The problem => Pick out each line of the records that includes the string "derived", and copy it.

Supplied entries =>
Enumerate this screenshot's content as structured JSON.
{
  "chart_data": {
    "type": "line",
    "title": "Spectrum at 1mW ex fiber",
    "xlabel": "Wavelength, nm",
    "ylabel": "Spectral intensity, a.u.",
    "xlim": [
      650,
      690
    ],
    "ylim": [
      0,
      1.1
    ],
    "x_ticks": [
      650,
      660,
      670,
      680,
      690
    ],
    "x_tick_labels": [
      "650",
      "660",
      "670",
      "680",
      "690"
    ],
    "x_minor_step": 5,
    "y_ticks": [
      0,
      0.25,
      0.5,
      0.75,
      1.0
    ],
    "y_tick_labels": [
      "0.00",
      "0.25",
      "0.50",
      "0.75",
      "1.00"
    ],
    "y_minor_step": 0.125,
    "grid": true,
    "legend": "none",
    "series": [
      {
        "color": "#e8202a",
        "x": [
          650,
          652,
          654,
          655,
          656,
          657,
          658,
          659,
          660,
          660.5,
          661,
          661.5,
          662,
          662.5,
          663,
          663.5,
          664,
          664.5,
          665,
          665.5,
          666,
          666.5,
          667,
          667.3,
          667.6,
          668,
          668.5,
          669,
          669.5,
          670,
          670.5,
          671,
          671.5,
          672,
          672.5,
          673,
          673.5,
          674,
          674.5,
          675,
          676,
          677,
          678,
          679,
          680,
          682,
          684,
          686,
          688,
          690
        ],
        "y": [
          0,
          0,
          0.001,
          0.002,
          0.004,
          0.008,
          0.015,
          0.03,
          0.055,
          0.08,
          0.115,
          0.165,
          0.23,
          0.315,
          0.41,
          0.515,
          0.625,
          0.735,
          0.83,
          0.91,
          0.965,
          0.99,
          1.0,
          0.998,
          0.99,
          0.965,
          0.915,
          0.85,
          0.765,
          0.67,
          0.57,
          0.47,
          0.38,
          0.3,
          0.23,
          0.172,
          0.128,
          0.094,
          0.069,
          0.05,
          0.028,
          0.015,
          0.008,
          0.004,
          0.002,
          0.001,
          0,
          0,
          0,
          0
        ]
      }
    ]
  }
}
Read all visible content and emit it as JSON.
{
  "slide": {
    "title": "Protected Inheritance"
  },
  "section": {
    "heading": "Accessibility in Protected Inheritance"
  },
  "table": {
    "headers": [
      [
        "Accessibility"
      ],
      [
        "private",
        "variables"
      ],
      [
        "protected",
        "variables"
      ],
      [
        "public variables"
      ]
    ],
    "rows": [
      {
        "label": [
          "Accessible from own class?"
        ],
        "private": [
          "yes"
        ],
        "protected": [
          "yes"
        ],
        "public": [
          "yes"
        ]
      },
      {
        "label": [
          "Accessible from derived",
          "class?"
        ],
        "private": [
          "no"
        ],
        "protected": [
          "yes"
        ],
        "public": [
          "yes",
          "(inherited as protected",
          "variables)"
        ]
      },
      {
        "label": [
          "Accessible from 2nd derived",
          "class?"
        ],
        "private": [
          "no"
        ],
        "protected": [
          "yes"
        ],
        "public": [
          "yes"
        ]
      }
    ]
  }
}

Solution =>
          "Accessible from derived",
          "Accessible from 2nd derived",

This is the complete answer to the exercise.